» DESCRIPTION OF THE TASK:
Restate the entries word for word, omitting nothing.
— START OF MATERIAL FOR THIS TASK —
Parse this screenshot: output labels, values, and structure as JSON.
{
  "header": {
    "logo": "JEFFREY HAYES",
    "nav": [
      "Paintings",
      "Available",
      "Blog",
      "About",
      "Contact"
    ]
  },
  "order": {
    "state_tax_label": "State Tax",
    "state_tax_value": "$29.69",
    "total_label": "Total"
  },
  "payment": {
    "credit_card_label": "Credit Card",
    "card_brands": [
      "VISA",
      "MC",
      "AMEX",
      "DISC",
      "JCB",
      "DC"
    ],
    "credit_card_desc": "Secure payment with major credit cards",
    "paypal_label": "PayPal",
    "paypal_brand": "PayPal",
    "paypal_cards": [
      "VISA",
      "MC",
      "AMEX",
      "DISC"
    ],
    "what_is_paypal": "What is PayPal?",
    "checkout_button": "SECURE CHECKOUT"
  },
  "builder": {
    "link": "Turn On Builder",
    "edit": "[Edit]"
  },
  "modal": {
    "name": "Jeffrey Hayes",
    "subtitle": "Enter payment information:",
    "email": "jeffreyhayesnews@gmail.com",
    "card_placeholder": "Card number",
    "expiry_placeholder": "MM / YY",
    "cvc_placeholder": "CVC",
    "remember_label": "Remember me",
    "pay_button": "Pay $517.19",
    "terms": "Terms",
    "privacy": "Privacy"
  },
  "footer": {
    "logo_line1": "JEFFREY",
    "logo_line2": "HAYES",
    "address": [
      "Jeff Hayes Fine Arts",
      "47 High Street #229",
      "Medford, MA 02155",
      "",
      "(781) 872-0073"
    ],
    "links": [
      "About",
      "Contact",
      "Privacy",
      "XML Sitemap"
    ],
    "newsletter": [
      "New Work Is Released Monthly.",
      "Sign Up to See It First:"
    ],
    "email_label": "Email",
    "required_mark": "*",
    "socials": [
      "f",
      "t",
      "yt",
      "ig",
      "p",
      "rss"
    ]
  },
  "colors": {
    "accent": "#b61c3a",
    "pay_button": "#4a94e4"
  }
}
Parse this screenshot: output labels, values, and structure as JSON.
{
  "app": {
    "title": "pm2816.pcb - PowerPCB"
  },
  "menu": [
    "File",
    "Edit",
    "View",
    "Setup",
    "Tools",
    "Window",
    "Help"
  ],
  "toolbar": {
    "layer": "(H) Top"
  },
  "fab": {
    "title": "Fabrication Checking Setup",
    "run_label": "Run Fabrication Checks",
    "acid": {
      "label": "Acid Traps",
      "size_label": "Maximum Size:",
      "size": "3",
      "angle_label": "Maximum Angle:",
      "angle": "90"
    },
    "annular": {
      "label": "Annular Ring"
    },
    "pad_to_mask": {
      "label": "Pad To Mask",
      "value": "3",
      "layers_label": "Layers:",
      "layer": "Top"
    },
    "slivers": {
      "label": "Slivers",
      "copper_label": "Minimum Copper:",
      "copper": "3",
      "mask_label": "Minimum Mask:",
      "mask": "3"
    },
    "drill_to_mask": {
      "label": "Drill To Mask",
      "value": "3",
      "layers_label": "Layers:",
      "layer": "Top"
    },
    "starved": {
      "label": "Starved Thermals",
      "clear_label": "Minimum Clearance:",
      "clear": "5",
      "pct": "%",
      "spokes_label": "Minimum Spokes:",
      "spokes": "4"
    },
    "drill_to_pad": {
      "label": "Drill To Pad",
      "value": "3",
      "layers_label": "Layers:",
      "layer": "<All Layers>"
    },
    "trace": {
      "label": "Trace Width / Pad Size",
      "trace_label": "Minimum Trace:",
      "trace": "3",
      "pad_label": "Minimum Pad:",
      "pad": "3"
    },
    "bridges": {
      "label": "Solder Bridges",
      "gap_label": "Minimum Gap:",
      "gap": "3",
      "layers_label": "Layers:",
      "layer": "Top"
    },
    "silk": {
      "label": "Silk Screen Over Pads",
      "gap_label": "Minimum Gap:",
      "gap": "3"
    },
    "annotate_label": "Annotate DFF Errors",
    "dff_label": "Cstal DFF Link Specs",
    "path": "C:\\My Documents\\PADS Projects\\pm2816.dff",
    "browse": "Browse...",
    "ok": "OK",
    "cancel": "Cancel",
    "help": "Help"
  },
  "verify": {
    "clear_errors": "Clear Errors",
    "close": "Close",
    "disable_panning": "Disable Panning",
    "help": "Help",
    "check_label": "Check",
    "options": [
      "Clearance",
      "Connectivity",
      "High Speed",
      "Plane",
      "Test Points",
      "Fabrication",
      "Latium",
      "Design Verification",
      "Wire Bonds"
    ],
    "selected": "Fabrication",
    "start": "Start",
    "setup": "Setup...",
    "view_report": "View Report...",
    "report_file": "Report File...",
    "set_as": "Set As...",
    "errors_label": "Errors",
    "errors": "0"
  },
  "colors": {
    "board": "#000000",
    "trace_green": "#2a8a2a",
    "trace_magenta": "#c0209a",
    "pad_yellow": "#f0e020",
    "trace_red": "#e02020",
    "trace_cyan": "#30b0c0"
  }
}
— END OF MATERIAL FOR THIS TASK —
» RESULT FOR THIS TASK:
Parse this screenshot: output labels, values, and structure as JSON.
{
  "header": {
    "logo": "JEFFREY HAYES",
    "nav": [
      "Paintings",
      "Available",
      "Blog",
      "About",
      "Contact"
    ]
  },
  "order": {
    "state_tax_label": "State Tax",
    "state_tax_value": "$29.69",
    "total_label": "Total"
  },
  "payment": {
    "credit_card_label": "Credit Card",
    "card_brands": [
      "VISA",
      "MC",
      "AMEX",
      "DISC",
      "JCB",
      "DC"
    ],
    "credit_card_desc": "Secure payment with major credit cards",
    "paypal_label": "PayPal",
    "paypal_brand": "PayPal",
    "paypal_cards": [
      "VISA",
      "MC",
      "AMEX",
      "DISC"
    ],
    "what_is_paypal": "What is PayPal?",
    "checkout_button": "SECURE CHECKOUT"
  },
  "builder": {
    "link": "Turn On Builder",
    "edit": "[Edit]"
  },
  "modal": {
    "name": "Jeffrey Hayes",
    "subtitle": "Enter payment information:",
    "email": "jeffreyhayesnews@gmail.com",
    "card_placeholder": "Card number",
    "expiry_placeholder": "MM / YY",
    "cvc_placeholder": "CVC",
    "remember_label": "Remember me",
    "pay_button": "Pay $517.19",
    "terms": "Terms",
    "privacy": "Privacy"
  },
  "footer": {
    "logo_line1": "JEFFREY",
    "logo_line2": "HAYES",
    "address": [
      "Jeff Hayes Fine Arts",
      "47 High Street #229",
      "Medford, MA 02155",
      "",
      "(781) 872-0073"
    ],
    "links": [
      "About",
      "Contact",
      "Privacy",
      "XML Sitemap"
    ],
    "newsletter": [
      "New Work Is Released Monthly.",
      "Sign Up to See It First:"
    ],
    "email_label": "Email",
    "required_mark": "*",
    "socials": [
      "f",
      "t",
      "yt",
      "ig",
      "p",
      "rss"
    ]
  },
  "colors": {
    "accent": "#b61c3a",
    "pay_button": "#4a94e4"
  }
}
Parse this screenshot: output labels, values, and structure as JSON.
{
  "app": {
    "title": "pm2816.pcb - PowerPCB"
  },
  "menu": [
    "File",
    "Edit",
    "View",
    "Setup",
    "Tools",
    "Window",
    "Help"
  ],
  "toolbar": {
    "layer": "(H) Top"
  },
  "fab": {
    "title": "Fabrication Checking Setup",
    "run_label": "Run Fabrication Checks",
    "acid": {
      "label": "Acid Traps",
      "size_label": "Maximum Size:",
      "size": "3",
      "angle_label": "Maximum Angle:",
      "angle": "90"
    },
    "annular": {
      "label": "Annular Ring"
    },
    "pad_to_mask": {
      "label": "Pad To Mask",
      "value": "3",
      "layers_label": "Layers:",
      "layer": "Top"
    },
    "slivers": {
      "label": "Slivers",
      "copper_label": "Minimum Copper:",
      "copper": "3",
      "mask_label": "Minimum Mask:",
      "mask": "3"
    },
    "drill_to_mask": {
      "label": "Drill To Mask",
      "value": "3",
      "layers_label": "Layers:",
      "layer": "Top"
    },
    "starved": {
      "label": "Starved Thermals",
      "clear_label": "Minimum Clearance:",
      "clear": "5",
      "pct": "%",
      "spokes_label": "Minimum Spokes:",
      "spokes": "4"
    },
    "drill_to_pad": {
      "label": "Drill To Pad",
      "value": "3",
      "layers_label": "Layers:",
      "layer": "<All Layers>"
    },
    "trace": {
      "label": "Trace Width / Pad Size",
      "trace_label": "Minimum Trace:",
      "trace": "3",
      "pad_label": "Minimum Pad:",
      "pad": "3"
    },
    "bridges": {
      "label": "Solder Bridges",
      "gap_label": "Minimum Gap:",
      "gap": "3",
      "layers_label": "Layers:",
      "layer": "Top"
    },
    "silk": {
      "label": "Silk Screen Over Pads",
      "gap_label": "Minimum Gap:",
      "gap": "3"
    },
    "annotate_label": "Annotate DFF Errors",
    "dff_label": "Cstal DFF Link Specs",
    "path": "C:\\My Documents\\PADS Projects\\pm2816.dff",
    "browse": "Browse...",
    "ok": "OK",
    "cancel": "Cancel",
    "help": "Help"
  },
  "verify": {
    "clear_errors": "Clear Errors",
    "close": "Close",
    "disable_panning": "Disable Panning",
    "help": "Help",
    "check_label": "Check",
    "options": [
      "Clearance",
      "Connectivity",
      "High Speed",
      "Plane",
      "Test Points",
      "Fabrication",
      "Latium",
      "Design Verification",
      "Wire Bonds"
    ],
    "selected": "Fabrication",
    "start": "Start",
    "setup": "Setup...",
    "view_report": "View Report...",
    "report_file": "Report File...",
    "set_as": "Set As...",
    "errors_label": "Errors",
    "errors": "0"
  },
  "colors": {
    "board": "#000000",
    "trace_green": "#2a8a2a",
    "trace_magenta": "#c0209a",
    "pad_yellow": "#f0e020",
    "trace_red": "#e02020",
    "trace_cyan": "#30b0c0"
  }
}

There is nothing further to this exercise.